> REQUEST:
Answer these questions using the article on handling multiple job offers from investment banks.
1. Who heads graduate recruiting at Deutsche Bank in New York?
2. What is the maximum number of offers that students at schools like Wharton may hold at once?
3. What term does the Citigroup recruiter use for the deadline after which an offer is no longer valid?

> DOCUMENT PASSAGE:

It could be called the 'bus syndrome': you're waiting for a job offer from an investment bank and all of a sudden three come along at once. What do you do?
If job offers were buses, it would be tempting to go for the first one and hope for a seat. But job offers are not buses; mismanaging the decision-making process could take you way off track in your career.
Any Offer Would be Fine by Me
First things first. If you spent days filling in application forms, and have no offers to show for it, the notion that some people have several may seem implausible. Unfortunately for those who think so, it's true.
'We're all targeting the same top students,' says Kristina Peters, head of graduate recruiting at Deutsche Bank in New York. 'At business schools like Harvard and Wharton it's not unusual for students to have four or five different offers.'
Connie Thanasoulis, a director in Merrill Lynch corporate campus recruiting, says the best candidates are heavily pursued: 'This is the most competitive hiring year in almost five years. Top undergraduates and graduate students used to have an average of one or two offers each. That's gone up to three or four, with exceptional candidates having seven or eight offers from different banks.'
If you're a member of the three or four or seven or eight clubs, it may seem tempting to delay as long as possible. Such behavior is not unheard of. 'Some students take pride in collecting offers,' says Peters at Deutsche. 'They're like a badge of honor.'
But hoarding will do you no favors with your offer-less peers, who might benefit if you gave some up. 'In the interests of their classmates, we strongly encourage students to make their choices and move on,' says Julie Morton, associate dean of MBA career services at Chicago Business School.
At schools like Wharton, students are forbidden more than four offers at once.
Delay too long and offers will go bang beneath your feet. 'All students will be given an exploding date by which to make a decision,' says Brian Hood, head of graduate recruitment at Citigroup in London, 'After that, an offer will no longer be valid.'
Schools typically demand banks give their students a few weeks to make decisions. 'We make it clear rapidly exploding offers are unacceptable,' says Morton. 'Otherwise, banks would be asking students to sign up at the end of interviews.'
Upfront and Honest, or Evasive and Duplicitous?
If you're juggling multiple job offers, should you tell the banks pursuing you? There are clear advantages to doing so: realising you're a hot catch, banks might throw you some additional incentives to make up your mind. On the other hand, the avalanche of enticements could leave you feeling more confused than ever.
The best advice: tell the top banks on your list, and leave the rest in the dark.

> AVAILABLE DATA:
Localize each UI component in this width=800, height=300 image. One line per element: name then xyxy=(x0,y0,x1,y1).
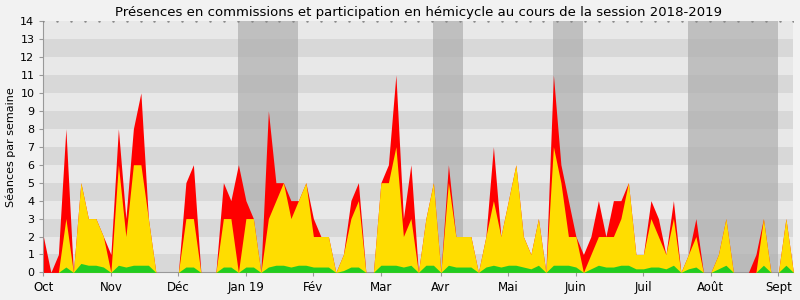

> COMPLETED TASK:
1. Kristina Peters
2. Four
3. An exploding date